## What the exercise asks
Locate each line in the records containing "example". Copy it.

## Working data

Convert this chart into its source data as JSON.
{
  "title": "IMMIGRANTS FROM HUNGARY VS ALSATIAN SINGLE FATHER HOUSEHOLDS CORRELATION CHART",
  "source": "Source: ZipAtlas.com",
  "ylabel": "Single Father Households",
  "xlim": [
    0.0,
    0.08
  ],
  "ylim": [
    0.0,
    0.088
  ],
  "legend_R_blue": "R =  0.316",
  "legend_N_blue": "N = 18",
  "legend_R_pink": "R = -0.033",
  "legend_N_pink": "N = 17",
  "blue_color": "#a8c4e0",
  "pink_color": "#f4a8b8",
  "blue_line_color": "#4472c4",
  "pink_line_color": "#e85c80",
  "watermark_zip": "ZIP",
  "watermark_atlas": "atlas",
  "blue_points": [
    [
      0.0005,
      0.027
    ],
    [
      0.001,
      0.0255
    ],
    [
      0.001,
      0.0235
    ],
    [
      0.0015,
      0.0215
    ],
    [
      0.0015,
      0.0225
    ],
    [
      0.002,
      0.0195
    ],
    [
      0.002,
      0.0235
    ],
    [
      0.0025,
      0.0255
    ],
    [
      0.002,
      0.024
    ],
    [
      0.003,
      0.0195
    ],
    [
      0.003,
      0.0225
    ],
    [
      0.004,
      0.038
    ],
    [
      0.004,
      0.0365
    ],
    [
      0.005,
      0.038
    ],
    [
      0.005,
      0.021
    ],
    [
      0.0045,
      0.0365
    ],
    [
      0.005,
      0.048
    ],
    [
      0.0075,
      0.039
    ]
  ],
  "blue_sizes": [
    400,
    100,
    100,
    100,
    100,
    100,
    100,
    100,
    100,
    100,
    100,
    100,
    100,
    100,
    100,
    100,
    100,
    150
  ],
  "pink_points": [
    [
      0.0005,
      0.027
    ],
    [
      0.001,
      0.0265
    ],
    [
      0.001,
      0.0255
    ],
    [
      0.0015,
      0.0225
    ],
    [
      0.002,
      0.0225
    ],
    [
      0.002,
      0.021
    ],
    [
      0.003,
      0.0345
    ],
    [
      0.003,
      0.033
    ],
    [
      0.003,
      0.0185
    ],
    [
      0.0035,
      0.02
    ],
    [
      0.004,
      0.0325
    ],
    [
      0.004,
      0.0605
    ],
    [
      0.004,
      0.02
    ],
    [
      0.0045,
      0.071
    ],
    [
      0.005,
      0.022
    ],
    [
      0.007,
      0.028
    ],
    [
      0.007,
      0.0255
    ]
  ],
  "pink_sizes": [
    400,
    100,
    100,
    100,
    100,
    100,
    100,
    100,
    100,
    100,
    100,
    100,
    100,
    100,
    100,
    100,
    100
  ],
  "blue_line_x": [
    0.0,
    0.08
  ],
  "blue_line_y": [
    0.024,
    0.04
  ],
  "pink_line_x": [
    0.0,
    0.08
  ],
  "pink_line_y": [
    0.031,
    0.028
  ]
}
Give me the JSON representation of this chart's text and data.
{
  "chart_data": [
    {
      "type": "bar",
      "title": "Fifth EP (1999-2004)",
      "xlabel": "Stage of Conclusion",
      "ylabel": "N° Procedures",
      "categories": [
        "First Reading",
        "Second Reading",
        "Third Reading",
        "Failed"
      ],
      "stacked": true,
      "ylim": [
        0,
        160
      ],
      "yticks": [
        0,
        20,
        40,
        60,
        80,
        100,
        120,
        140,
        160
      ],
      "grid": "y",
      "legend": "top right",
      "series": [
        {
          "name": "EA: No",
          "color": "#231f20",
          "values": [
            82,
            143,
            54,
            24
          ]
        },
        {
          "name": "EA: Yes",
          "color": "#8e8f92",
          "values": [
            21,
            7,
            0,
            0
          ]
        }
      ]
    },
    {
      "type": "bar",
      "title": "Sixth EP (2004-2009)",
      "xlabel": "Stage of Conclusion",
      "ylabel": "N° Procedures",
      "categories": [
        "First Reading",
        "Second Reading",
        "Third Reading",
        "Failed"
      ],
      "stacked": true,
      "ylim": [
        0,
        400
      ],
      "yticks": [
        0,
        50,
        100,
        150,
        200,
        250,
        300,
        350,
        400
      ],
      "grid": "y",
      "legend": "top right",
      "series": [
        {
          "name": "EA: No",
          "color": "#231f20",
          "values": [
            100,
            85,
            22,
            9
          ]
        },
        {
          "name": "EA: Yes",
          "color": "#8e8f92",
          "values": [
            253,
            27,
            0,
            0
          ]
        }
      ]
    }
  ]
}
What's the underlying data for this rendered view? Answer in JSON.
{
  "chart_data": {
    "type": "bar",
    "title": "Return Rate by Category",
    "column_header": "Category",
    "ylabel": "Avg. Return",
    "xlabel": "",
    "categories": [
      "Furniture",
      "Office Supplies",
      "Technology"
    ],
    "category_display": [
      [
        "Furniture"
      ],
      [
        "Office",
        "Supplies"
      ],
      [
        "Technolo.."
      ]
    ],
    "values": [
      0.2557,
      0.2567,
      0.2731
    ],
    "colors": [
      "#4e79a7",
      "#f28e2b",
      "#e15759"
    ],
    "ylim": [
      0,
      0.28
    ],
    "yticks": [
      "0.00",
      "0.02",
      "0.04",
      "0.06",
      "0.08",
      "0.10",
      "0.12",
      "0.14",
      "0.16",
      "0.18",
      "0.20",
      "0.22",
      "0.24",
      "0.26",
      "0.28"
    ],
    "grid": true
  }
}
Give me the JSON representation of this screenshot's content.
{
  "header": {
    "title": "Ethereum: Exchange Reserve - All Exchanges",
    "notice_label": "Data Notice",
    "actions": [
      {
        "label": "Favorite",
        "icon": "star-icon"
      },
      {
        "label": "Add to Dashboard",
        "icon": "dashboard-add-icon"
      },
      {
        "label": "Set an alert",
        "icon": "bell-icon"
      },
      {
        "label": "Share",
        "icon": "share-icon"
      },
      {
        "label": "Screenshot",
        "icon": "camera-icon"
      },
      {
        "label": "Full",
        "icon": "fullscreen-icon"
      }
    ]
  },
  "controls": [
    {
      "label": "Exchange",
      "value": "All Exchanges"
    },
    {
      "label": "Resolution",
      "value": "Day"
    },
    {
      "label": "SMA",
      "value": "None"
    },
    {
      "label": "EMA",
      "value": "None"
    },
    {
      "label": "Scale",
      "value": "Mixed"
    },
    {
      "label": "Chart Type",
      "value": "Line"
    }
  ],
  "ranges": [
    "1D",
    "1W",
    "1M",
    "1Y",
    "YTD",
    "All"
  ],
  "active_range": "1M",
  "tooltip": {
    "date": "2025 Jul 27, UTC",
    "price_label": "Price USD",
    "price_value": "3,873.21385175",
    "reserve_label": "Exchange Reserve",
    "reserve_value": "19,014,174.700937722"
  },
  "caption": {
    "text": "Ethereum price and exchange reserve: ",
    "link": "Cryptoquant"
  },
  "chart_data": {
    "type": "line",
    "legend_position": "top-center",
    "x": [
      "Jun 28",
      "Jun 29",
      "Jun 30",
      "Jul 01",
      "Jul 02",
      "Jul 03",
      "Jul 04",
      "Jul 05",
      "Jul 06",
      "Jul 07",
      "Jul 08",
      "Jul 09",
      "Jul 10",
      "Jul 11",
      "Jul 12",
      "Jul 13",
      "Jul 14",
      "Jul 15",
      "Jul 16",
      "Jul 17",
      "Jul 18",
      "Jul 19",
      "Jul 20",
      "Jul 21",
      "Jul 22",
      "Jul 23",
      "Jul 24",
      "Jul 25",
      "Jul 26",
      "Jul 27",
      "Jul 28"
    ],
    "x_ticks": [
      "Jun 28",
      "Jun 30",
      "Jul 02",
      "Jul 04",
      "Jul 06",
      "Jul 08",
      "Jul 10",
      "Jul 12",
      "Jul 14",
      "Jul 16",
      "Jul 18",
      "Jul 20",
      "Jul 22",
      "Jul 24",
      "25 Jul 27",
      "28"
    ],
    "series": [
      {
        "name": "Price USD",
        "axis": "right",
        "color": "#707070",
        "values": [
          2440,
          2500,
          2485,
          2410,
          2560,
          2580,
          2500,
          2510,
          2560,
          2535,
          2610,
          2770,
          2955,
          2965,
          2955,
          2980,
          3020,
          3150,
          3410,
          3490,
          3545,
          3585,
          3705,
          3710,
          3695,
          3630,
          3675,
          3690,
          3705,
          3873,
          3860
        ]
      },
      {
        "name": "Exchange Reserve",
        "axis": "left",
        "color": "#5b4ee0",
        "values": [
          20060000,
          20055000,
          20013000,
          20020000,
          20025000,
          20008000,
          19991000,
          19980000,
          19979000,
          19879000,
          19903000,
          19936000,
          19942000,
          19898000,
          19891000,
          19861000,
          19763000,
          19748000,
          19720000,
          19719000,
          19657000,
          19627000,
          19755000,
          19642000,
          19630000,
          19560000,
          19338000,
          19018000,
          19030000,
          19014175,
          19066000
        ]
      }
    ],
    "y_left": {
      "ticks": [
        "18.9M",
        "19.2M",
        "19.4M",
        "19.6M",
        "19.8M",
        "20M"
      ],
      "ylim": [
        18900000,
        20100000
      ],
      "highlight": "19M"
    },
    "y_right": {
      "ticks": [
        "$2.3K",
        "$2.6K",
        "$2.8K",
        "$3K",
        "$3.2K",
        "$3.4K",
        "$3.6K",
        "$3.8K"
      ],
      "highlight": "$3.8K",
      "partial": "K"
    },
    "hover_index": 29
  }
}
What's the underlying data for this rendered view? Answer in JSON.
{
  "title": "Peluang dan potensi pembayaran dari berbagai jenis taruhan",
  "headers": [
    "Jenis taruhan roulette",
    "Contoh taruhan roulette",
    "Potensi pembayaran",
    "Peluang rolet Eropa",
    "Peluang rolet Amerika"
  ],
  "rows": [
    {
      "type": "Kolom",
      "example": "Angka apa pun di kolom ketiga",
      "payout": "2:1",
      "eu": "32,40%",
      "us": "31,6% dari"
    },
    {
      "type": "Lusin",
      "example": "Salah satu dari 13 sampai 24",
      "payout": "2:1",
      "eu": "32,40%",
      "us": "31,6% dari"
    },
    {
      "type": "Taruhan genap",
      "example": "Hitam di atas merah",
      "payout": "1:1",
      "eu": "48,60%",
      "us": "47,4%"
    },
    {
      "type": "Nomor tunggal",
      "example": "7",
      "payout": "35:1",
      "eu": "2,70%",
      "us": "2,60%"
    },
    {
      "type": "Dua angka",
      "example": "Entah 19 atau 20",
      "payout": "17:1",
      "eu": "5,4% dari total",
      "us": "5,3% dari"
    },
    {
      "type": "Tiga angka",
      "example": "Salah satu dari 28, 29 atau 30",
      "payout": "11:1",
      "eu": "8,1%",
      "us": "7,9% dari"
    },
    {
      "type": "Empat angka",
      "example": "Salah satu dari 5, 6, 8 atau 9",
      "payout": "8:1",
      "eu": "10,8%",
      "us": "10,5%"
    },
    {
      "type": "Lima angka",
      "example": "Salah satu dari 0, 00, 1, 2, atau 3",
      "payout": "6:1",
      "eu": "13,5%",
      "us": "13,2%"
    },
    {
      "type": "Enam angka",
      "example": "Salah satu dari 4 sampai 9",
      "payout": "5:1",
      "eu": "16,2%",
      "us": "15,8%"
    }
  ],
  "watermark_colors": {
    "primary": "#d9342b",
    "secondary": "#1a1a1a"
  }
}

## Exercise output
      "example": "Angka apa pun di kolom ketiga",
      "example": "Salah satu dari 13 sampai 24",
      "example": "Hitam di atas merah",
      "example": "7",
      "example": "Entah 19 atau 20",
      "example": "Salah satu dari 28, 29 atau 30",
      "example": "Salah satu dari 5, 6, 8 atau 9",
      "example": "Salah satu dari 0, 00, 1, 2, atau 3",
      "example": "Salah satu dari 4 sampai 9",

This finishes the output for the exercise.